start
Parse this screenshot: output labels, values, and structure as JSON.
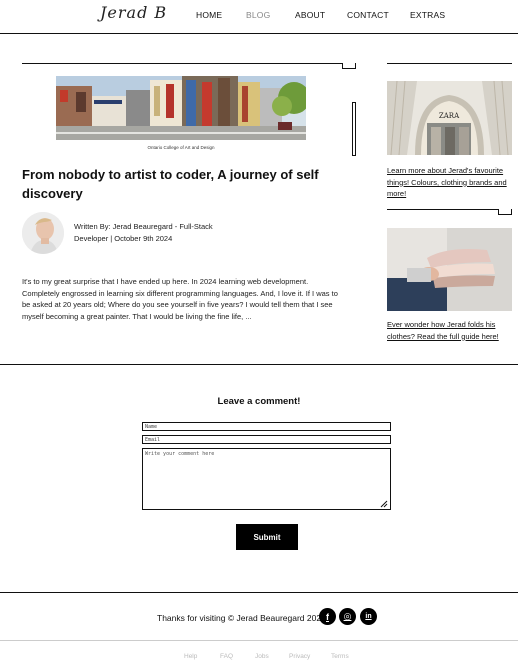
{
  "header": {
    "logo": "Jerad B",
    "nav": [
      {
        "label": "HOME"
      },
      {
        "label": "BLOG",
        "active": true
      },
      {
        "label": "ABOUT"
      },
      {
        "label": "CONTACT"
      },
      {
        "label": "EXTRAS"
      }
    ]
  },
  "article": {
    "image_caption": "Ontario College of Art and Design",
    "title": "From nobody to artist to coder, A journey of self discovery",
    "byline_line1": "Written By: Jerad Beauregard - Full-Stack",
    "byline_line2": "Developer | October 9th 2024",
    "body": "It's to my great surprise that I have ended up here. In 2024 learning web development. Completely engrossed in learning six different programming languages. And, I love it. If I was to be asked at 20 years old; Where do you see yourself in five years? I would tell them that I see myself becoming a great painter. That I would be living the fine life, ..."
  },
  "sidebar": {
    "items": [
      {
        "link": "Learn more about Jerad's favourite things! Colours, clothing brands and more!"
      },
      {
        "link": "Ever wonder how Jerad folds his clothes? Read the full guide here!"
      }
    ],
    "store_sign": "ZARA"
  },
  "comment_form": {
    "title": "Leave a comment!",
    "name_placeholder": "Name",
    "email_placeholder": "Email",
    "comment_placeholder": "Write your comment here",
    "submit_label": "Submit"
  },
  "footer": {
    "text": "Thanks for visiting © Jerad Beauregard 2024",
    "social": [
      {
        "icon": "facebook-icon",
        "glyph": "f"
      },
      {
        "icon": "instagram-icon",
        "glyph": "◎"
      },
      {
        "icon": "linkedin-icon",
        "glyph": "in"
      }
    ],
    "links": [
      {
        "label": "Help"
      },
      {
        "label": "FAQ"
      },
      {
        "label": "Jobs"
      },
      {
        "label": "Privacy"
      },
      {
        "label": "Terms"
      }
    ]
  },
  "colors": {
    "text": "#111111",
    "nav_active": "#888888",
    "button_bg": "#000000",
    "footer_link": "#bbbbbb"
  }
}
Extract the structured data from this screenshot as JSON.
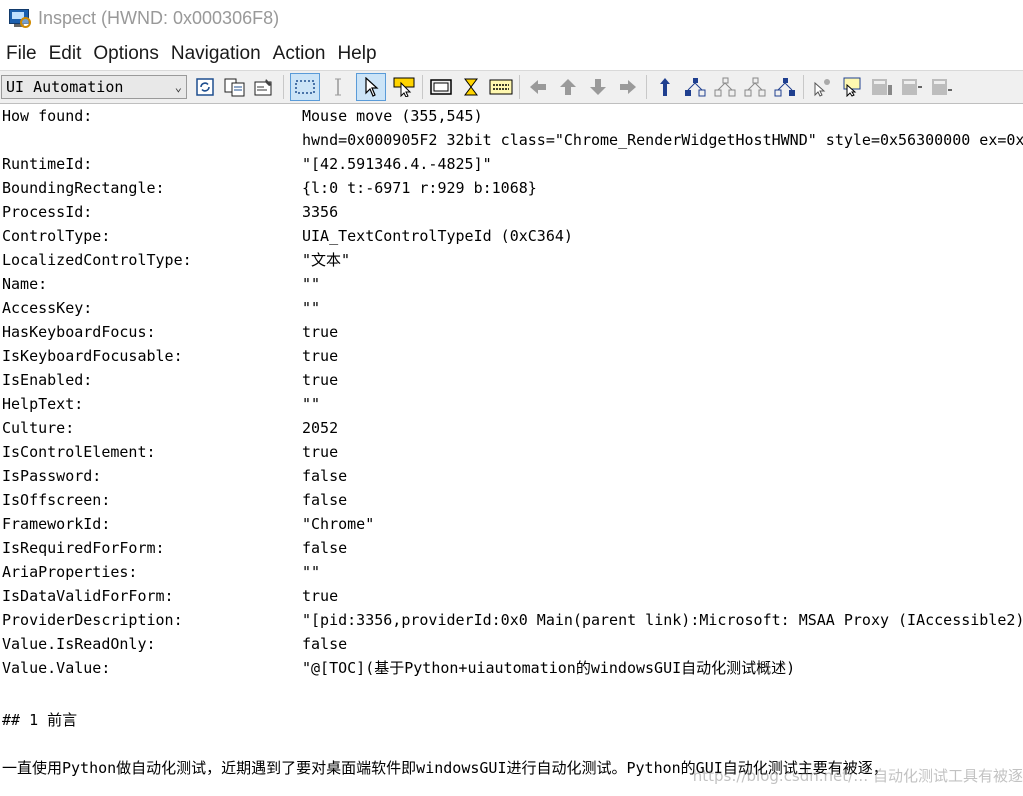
{
  "window": {
    "title": "Inspect  (HWND: 0x000306F8)",
    "icon": "inspect-app-icon"
  },
  "menu": [
    "File",
    "Edit",
    "Options",
    "Navigation",
    "Action",
    "Help"
  ],
  "toolbar": {
    "mode_selected": "UI Automation",
    "icons": [
      "refresh-icon",
      "copy-icon",
      "properties-icon",
      "watch-focus-icon",
      "watch-caret-icon",
      "watch-cursor-icon",
      "highlight-icon",
      "show-rectangle-icon",
      "hourglass-icon",
      "tooltip-icon",
      "navigate-left-icon",
      "navigate-up-icon",
      "navigate-down-icon",
      "navigate-right-icon",
      "parent-icon",
      "tree-first-child-icon",
      "tree-previous-icon",
      "tree-next-icon",
      "tree-last-child-icon",
      "default-action-icon",
      "select-icon",
      "scroll-icon",
      "expand-icon",
      "collapse-icon"
    ]
  },
  "properties": [
    {
      "key": "How found:",
      "value": "Mouse move (355,545)"
    },
    {
      "key": "",
      "value": "hwnd=0x000905F2 32bit class=\"Chrome_RenderWidgetHostHWND\" style=0x56300000 ex=0x"
    },
    {
      "key": "RuntimeId:",
      "value": "\"[42.591346.4.-4825]\""
    },
    {
      "key": "BoundingRectangle:",
      "value": "{l:0 t:-6971 r:929 b:1068}"
    },
    {
      "key": "ProcessId:",
      "value": "3356"
    },
    {
      "key": "ControlType:",
      "value": "UIA_TextControlTypeId (0xC364)"
    },
    {
      "key": "LocalizedControlType:",
      "value": "\"文本\""
    },
    {
      "key": "Name:",
      "value": "\"\""
    },
    {
      "key": "AccessKey:",
      "value": "\"\""
    },
    {
      "key": "HasKeyboardFocus:",
      "value": "true"
    },
    {
      "key": "IsKeyboardFocusable:",
      "value": "true"
    },
    {
      "key": "IsEnabled:",
      "value": "true"
    },
    {
      "key": "HelpText:",
      "value": "\"\""
    },
    {
      "key": "Culture:",
      "value": "2052"
    },
    {
      "key": "IsControlElement:",
      "value": "true"
    },
    {
      "key": "IsPassword:",
      "value": "false"
    },
    {
      "key": "IsOffscreen:",
      "value": "false"
    },
    {
      "key": "FrameworkId:",
      "value": "\"Chrome\""
    },
    {
      "key": "IsRequiredForForm:",
      "value": "false"
    },
    {
      "key": "AriaProperties:",
      "value": "\"\""
    },
    {
      "key": "IsDataValidForForm:",
      "value": "true"
    },
    {
      "key": "ProviderDescription:",
      "value": "\"[pid:3356,providerId:0x0 Main(parent link):Microsoft: MSAA Proxy (IAccessible2)"
    },
    {
      "key": "Value.IsReadOnly:",
      "value": "false"
    },
    {
      "key": "Value.Value:",
      "value": "\"@[TOC](基于Python+uiautomation的windowsGUI自动化测试概述)"
    }
  ],
  "text_lines": {
    "heading": "## 1 前言",
    "body": "一直使用Python做自动化测试，近期遇到了要对桌面端软件即windowsGUI进行自动化测试。Python的GUI自动化测试主要有被逐，"
  },
  "watermark": "https://blog.csdn.net/… 自动化测试工具有被逐"
}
end
• _What you have to do_: Copy every record above exactly, leaving out any pictures.

• _Response to this task_:
Parse this screenshot: output labels, values, and structure as JSON.
{
  "header": {
    "logo": "Jerad B",
    "nav": [
      {
        "label": "HOME"
      },
      {
        "label": "BLOG",
        "active": true
      },
      {
        "label": "ABOUT"
      },
      {
        "label": "CONTACT"
      },
      {
        "label": "EXTRAS"
      }
    ]
  },
  "article": {
    "image_caption": "Ontario College of Art and Design",
    "title": "From nobody to artist to coder, A journey of self discovery",
    "byline_line1": "Written By: Jerad Beauregard - Full-Stack",
    "byline_line2": "Developer | October 9th 2024",
    "body": "It's to my great surprise that I have ended up here. In 2024 learning web development. Completely engrossed in learning six different programming languages. And, I love it. If I was to be asked at 20 years old; Where do you see yourself in five years? I would tell them that I see myself becoming a great painter. That I would be living the fine life, ..."
  },
  "sidebar": {
    "items": [
      {
        "link": "Learn more about Jerad's favourite things! Colours, clothing brands and more!"
      },
      {
        "link": "Ever wonder how Jerad folds his clothes? Read the full guide here!"
      }
    ],
    "store_sign": "ZARA"
  },
  "comment_form": {
    "title": "Leave a comment!",
    "name_placeholder": "Name",
    "email_placeholder": "Email",
    "comment_placeholder": "Write your comment here",
    "submit_label": "Submit"
  },
  "footer": {
    "text": "Thanks for visiting © Jerad Beauregard 2024",
    "social": [
      {
        "icon": "facebook-icon",
        "glyph": "f"
      },
      {
        "icon": "instagram-icon",
        "glyph": "◎"
      },
      {
        "icon": "linkedin-icon",
        "glyph": "in"
      }
    ],
    "links": [
      {
        "label": "Help"
      },
      {
        "label": "FAQ"
      },
      {
        "label": "Jobs"
      },
      {
        "label": "Privacy"
      },
      {
        "label": "Terms"
      }
    ]
  },
  "colors": {
    "text": "#111111",
    "nav_active": "#888888",
    "button_bg": "#000000",
    "footer_link": "#bbbbbb"
  }
}
Extract the structured data from this screenshot as JSON.
{
  "window": {
    "title": "Inspect  (HWND: 0x000306F8)",
    "icon": "inspect-app-icon"
  },
  "menu": [
    "File",
    "Edit",
    "Options",
    "Navigation",
    "Action",
    "Help"
  ],
  "toolbar": {
    "mode_selected": "UI Automation",
    "icons": [
      "refresh-icon",
      "copy-icon",
      "properties-icon",
      "watch-focus-icon",
      "watch-caret-icon",
      "watch-cursor-icon",
      "highlight-icon",
      "show-rectangle-icon",
      "hourglass-icon",
      "tooltip-icon",
      "navigate-left-icon",
      "navigate-up-icon",
      "navigate-down-icon",
      "navigate-right-icon",
      "parent-icon",
      "tree-first-child-icon",
      "tree-previous-icon",
      "tree-next-icon",
      "tree-last-child-icon",
      "default-action-icon",
      "select-icon",
      "scroll-icon",
      "expand-icon",
      "collapse-icon"
    ]
  },
  "properties": [
    {
      "key": "How found:",
      "value": "Mouse move (355,545)"
    },
    {
      "key": "",
      "value": "hwnd=0x000905F2 32bit class=\"Chrome_RenderWidgetHostHWND\" style=0x56300000 ex=0x"
    },
    {
      "key": "RuntimeId:",
      "value": "\"[42.591346.4.-4825]\""
    },
    {
      "key": "BoundingRectangle:",
      "value": "{l:0 t:-6971 r:929 b:1068}"
    },
    {
      "key": "ProcessId:",
      "value": "3356"
    },
    {
      "key": "ControlType:",
      "value": "UIA_TextControlTypeId (0xC364)"
    },
    {
      "key": "LocalizedControlType:",
      "value": "\"文本\""
    },
    {
      "key": "Name:",
      "value": "\"\""
    },
    {
      "key": "AccessKey:",
      "value": "\"\""
    },
    {
      "key": "HasKeyboardFocus:",
      "value": "true"
    },
    {
      "key": "IsKeyboardFocusable:",
      "value": "true"
    },
    {
      "key": "IsEnabled:",
      "value": "true"
    },
    {
      "key": "HelpText:",
      "value": "\"\""
    },
    {
      "key": "Culture:",
      "value": "2052"
    },
    {
      "key": "IsControlElement:",
      "value": "true"
    },
    {
      "key": "IsPassword:",
      "value": "false"
    },
    {
      "key": "IsOffscreen:",
      "value": "false"
    },
    {
      "key": "FrameworkId:",
      "value": "\"Chrome\""
    },
    {
      "key": "IsRequiredForForm:",
      "value": "false"
    },
    {
      "key": "AriaProperties:",
      "value": "\"\""
    },
    {
      "key": "IsDataValidForForm:",
      "value": "true"
    },
    {
      "key": "ProviderDescription:",
      "value": "\"[pid:3356,providerId:0x0 Main(parent link):Microsoft: MSAA Proxy (IAccessible2)"
    },
    {
      "key": "Value.IsReadOnly:",
      "value": "false"
    },
    {
      "key": "Value.Value:",
      "value": "\"@[TOC](基于Python+uiautomation的windowsGUI自动化测试概述)"
    }
  ],
  "text_lines": {
    "heading": "## 1 前言",
    "body": "一直使用Python做自动化测试，近期遇到了要对桌面端软件即windowsGUI进行自动化测试。Python的GUI自动化测试主要有被逐，"
  },
  "watermark": "https://blog.csdn.net/… 自动化测试工具有被逐"
}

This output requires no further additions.